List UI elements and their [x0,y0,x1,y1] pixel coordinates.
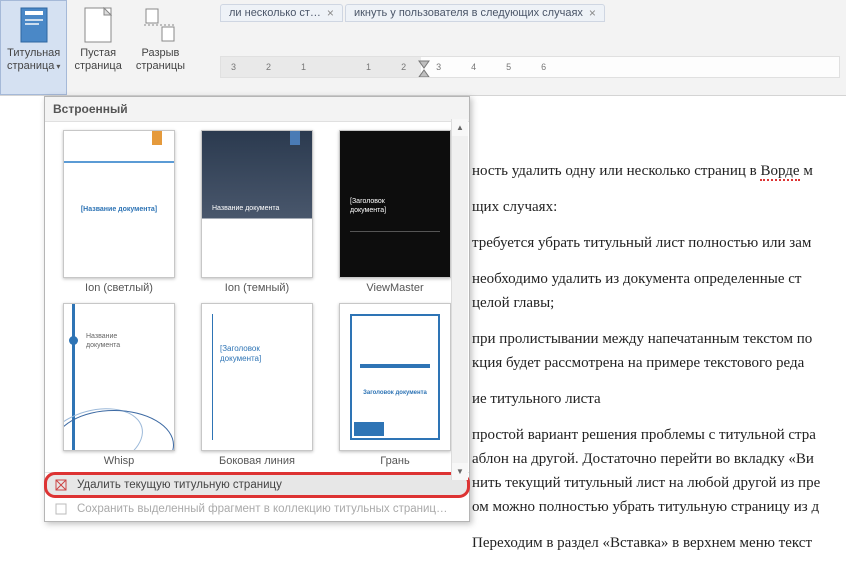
thumb-label: Боковая линия [219,455,295,467]
thumb-label: Грань [380,455,409,467]
doc-tab-1[interactable]: ли несколько ст… × [220,4,343,22]
thumb-title: Заголовок документа [340,390,450,396]
thumb-title: Название документа [212,205,279,212]
doc-text: м [800,163,813,179]
ruler-tick: 4 [471,62,476,72]
cover-page-icon [18,5,50,45]
horizontal-ruler[interactable]: 3 2 1 1 2 3 4 5 6 [220,56,840,78]
thumb-title: Название документа [86,332,120,350]
tab-1-title: ли несколько ст… [229,7,321,19]
indent-marker-icon[interactable] [417,57,431,78]
blank-page-button[interactable]: Пустая страница [67,0,128,95]
thumb-title: [Заголовок документа] [350,197,386,215]
chevron-down-icon: ▾ [56,62,60,71]
blank-page-label: Пустая страница [74,47,121,73]
cover-page-label: Титульная страница [7,47,60,72]
doc-text: кция будет рассмотрена на примере тексто… [472,352,836,374]
action-label: Удалить текущую титульную страницу [77,479,282,491]
save-selection-action: Сохранить выделенный фрагмент в коллекци… [45,497,469,521]
page-break-label: Разрыв страницы [136,47,185,73]
template-ion-light[interactable]: [Название документа] Ion (светлый) [53,130,185,297]
dropdown-header: Встроенный [45,97,469,122]
doc-text: при пролистывании между напечатанным тек… [472,328,836,350]
thumb-label: Whisp [104,455,135,467]
action-label: Сохранить выделенный фрагмент в коллекци… [77,503,448,515]
doc-text: нить текущий титульный лист на любой дру… [472,472,836,494]
doc-tab-2[interactable]: икнуть у пользователя в следующих случая… [345,4,605,22]
doc-text: ие титульного листа [472,388,836,410]
scroll-down-icon[interactable]: ▼ [452,463,468,480]
doc-text: Переходим в раздел «Вставка» в верхнем м… [472,532,836,554]
thumb-title: [Название документа] [64,206,174,213]
doc-text: целой главы; [472,292,836,314]
dropdown-actions: Удалить текущую титульную страницу Сохра… [45,472,469,521]
thumb-label: Ion (светлый) [85,282,153,294]
blank-page-icon [82,5,114,45]
ruler-tick: 1 [301,62,306,72]
doc-text: ность удалить одну или несколько страниц… [472,163,760,179]
thumb-title: [Заголовок документа] [220,344,261,364]
doc-text: требуется убрать титульный лист полность… [472,232,836,254]
page-break-button[interactable]: Разрыв страницы [129,0,192,95]
ruler-tick: 3 [436,62,441,72]
ruler-tick: 2 [266,62,271,72]
ruler-tick: 2 [401,62,406,72]
doc-text: аблон на другой. Достаточно перейти во в… [472,448,836,470]
template-ion-dark[interactable]: Название документа Ion (темный) [191,130,323,297]
dropdown-scrollbar[interactable]: ▲ ▼ [451,119,468,480]
spell-error: Ворде [760,163,799,181]
template-sideline[interactable]: [Заголовок документа] Боковая линия [191,303,323,470]
delete-cover-page-action[interactable]: Удалить текущую титульную страницу [45,473,469,497]
ribbon: Титульная страница▾ Пустая страница Разр… [0,0,846,96]
template-edge[interactable]: Заголовок документа Грань [329,303,461,470]
cover-page-button[interactable]: Титульная страница▾ [0,0,67,95]
template-grid: [Название документа] Ion (светлый) Назва… [45,122,469,472]
delete-icon [53,477,69,493]
doc-text: щих случаях: [472,196,836,218]
tab-2-title: икнуть у пользователя в следующих случая… [354,7,583,19]
save-icon [53,501,69,517]
scroll-up-icon[interactable]: ▲ [452,119,468,136]
document-tabs: ли несколько ст… × икнуть у пользователя… [220,2,607,24]
close-icon[interactable]: × [589,7,596,19]
document-body[interactable]: ность удалить одну или несколько страниц… [472,160,842,558]
cover-page-dropdown: Встроенный [Название документа] Ion (све… [44,96,470,522]
thumb-label: ViewMaster [366,282,423,294]
template-whisp[interactable]: Название документа Whisp [53,303,185,470]
ruler-tick: 3 [231,62,236,72]
close-icon[interactable]: × [327,7,334,19]
template-viewmaster[interactable]: [Заголовок документа] ViewMaster [329,130,461,297]
ruler-tick: 6 [541,62,546,72]
thumb-label: Ion (темный) [225,282,289,294]
page-break-icon [144,5,176,45]
doc-text: ом можно полностью убрать титульную стра… [472,496,836,518]
ruler-tick: 1 [366,62,371,72]
doc-text: необходимо удалить из документа определе… [472,268,836,290]
ruler-tick: 5 [506,62,511,72]
doc-text: простой вариант решения проблемы с титул… [472,424,836,446]
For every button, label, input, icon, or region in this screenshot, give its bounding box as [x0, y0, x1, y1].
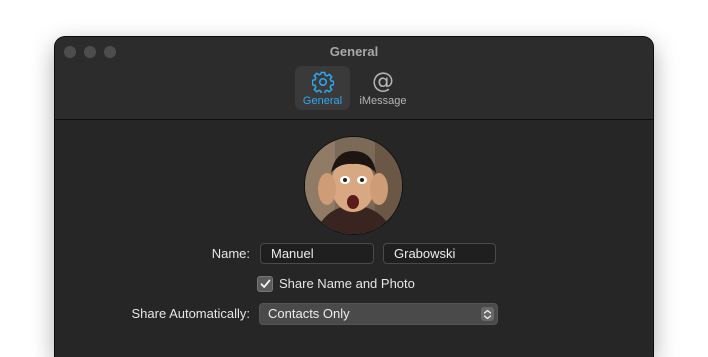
name-label: Name:	[211, 246, 250, 261]
share-automatically-label: Share Automatically:	[131, 306, 250, 321]
checkmark-icon	[260, 279, 270, 288]
first-name-field[interactable]: Manuel	[260, 243, 374, 264]
tab-imessage[interactable]: @ iMessage	[355, 66, 411, 110]
gear-icon	[311, 69, 334, 95]
window-title: General	[329, 44, 379, 59]
share-name-photo-label: Share Name and Photo	[279, 276, 415, 291]
at-icon: @	[372, 69, 394, 94]
share-automatically-select[interactable]: Contacts Only	[259, 303, 498, 325]
share-automatically-value: Contacts Only	[268, 306, 350, 321]
avatar[interactable]	[305, 137, 402, 234]
tab-imessage-label: iMessage	[359, 95, 407, 107]
share-name-photo-checkbox[interactable]	[257, 276, 273, 292]
preferences-window: General General @ iMessage Name: Manuel …	[55, 37, 653, 357]
last-name-field[interactable]: Grabowski	[383, 243, 496, 264]
tab-general-label: General	[302, 95, 343, 107]
titlebar: General General @ iMessage	[55, 37, 653, 120]
chevron-up-down-icon	[481, 307, 494, 321]
tab-general[interactable]: General	[295, 66, 350, 110]
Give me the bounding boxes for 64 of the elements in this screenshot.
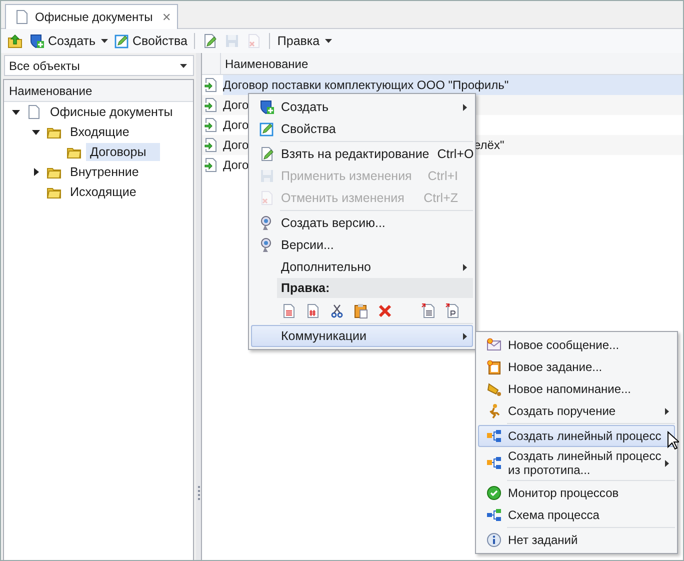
info-icon — [486, 532, 502, 548]
document-tab[interactable]: Офисные документы ✕ — [5, 4, 178, 29]
submenu-arrow-icon — [665, 408, 669, 415]
menu-item[interactable]: Коммуникации — [251, 325, 473, 347]
envelope-icon — [486, 337, 502, 353]
scissors-icon[interactable] — [329, 303, 345, 319]
tree-item[interactable]: Входящие — [66, 123, 134, 141]
menu-item[interactable]: Нет заданий — [478, 529, 675, 551]
pencil-square-icon — [114, 33, 130, 49]
task-icon — [486, 359, 502, 375]
paste-icon[interactable] — [353, 303, 369, 319]
dropdown-button[interactable]: Создать — [27, 31, 110, 51]
close-icon[interactable]: ✕ — [162, 10, 171, 24]
menu-item[interactable]: Создать — [251, 96, 473, 118]
document-hash-icon[interactable] — [305, 303, 321, 319]
caret-icon — [324, 39, 332, 43]
tree-item[interactable]: Договоры — [86, 143, 160, 161]
check-circle-icon — [486, 485, 502, 501]
menu-item[interactable]: Новое сообщение... — [478, 334, 675, 356]
menu-item[interactable]: Создать линейный процесс — [478, 425, 675, 447]
diagram-icon — [486, 507, 502, 523]
document-icon — [14, 9, 30, 25]
tree-item[interactable]: Внутренние — [66, 163, 143, 181]
dropdown-button[interactable]: Правка — [275, 31, 334, 51]
expanded-arrow-icon[interactable] — [32, 128, 40, 136]
pencil-square-icon — [258, 121, 274, 137]
shield-plus-icon — [258, 99, 274, 115]
menu-item[interactable]: Взять на редактирование Ctrl+O — [251, 143, 473, 165]
menu-item[interactable]: Дополнительно — [251, 256, 473, 278]
save-icon — [258, 168, 274, 184]
menu-item[interactable]: Создать версию... — [251, 212, 473, 234]
document-arrow-icon[interactable] — [421, 303, 437, 319]
list-row[interactable]: Договор поставки комплектующих ООО "Профиль" — [223, 75, 683, 95]
group-label: Правка: — [277, 278, 473, 298]
submenu-arrow-icon — [463, 104, 467, 111]
tree-item[interactable]: Исходящие — [66, 183, 140, 201]
menu-item[interactable]: Свойства — [251, 118, 473, 140]
menu-item[interactable]: Версии... — [251, 234, 473, 256]
submenu-arrow-icon — [463, 264, 467, 271]
column-header[interactable]: Наименование — [225, 56, 308, 70]
shield-plus-icon — [29, 33, 45, 49]
menu-item[interactable]: Создать поручение — [478, 400, 675, 422]
expanded-arrow-icon[interactable] — [12, 108, 20, 116]
menu-item[interactable]: Схема процесса — [478, 504, 675, 526]
menu-item[interactable]: Монитор процессов — [478, 482, 675, 504]
submenu-arrow-icon — [463, 333, 467, 340]
copy-icon[interactable] — [281, 303, 297, 319]
filter-dropdown[interactable]: Все объекты — [4, 55, 194, 76]
toolbar-button[interactable]: Свойства — [112, 31, 190, 51]
delete-icon[interactable] — [377, 303, 393, 319]
menu-item[interactable]: Создать линейный процесс из прототипа... — [478, 447, 675, 479]
submenu-arrow-icon — [665, 460, 669, 467]
collapsed-arrow-icon[interactable] — [32, 168, 40, 176]
menu-item[interactable]: Новое задание... — [478, 356, 675, 378]
document-icon — [26, 104, 42, 120]
document-p-icon[interactable] — [445, 303, 461, 319]
tree-item[interactable]: Офисные документы — [46, 103, 177, 121]
document-x-icon — [258, 190, 274, 206]
process-icon — [486, 455, 502, 471]
process-icon — [486, 428, 502, 444]
edit-document-icon — [258, 146, 274, 162]
caret-icon — [180, 64, 187, 68]
caret-icon — [100, 39, 108, 43]
menu-item[interactable]: Новое напоминание... — [478, 378, 675, 400]
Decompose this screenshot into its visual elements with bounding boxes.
******
요청 내용
위 기록에서 "Whisp"라는 문자열이 들어 있는 줄을 모두 골라 옮겨 적으세요. 대소문자를 구분합니다.

연습 결과
thumb-label: Whisp [104,455,135,467]
template-whisp[interactable]: Название документа Whisp [53,303,185,470]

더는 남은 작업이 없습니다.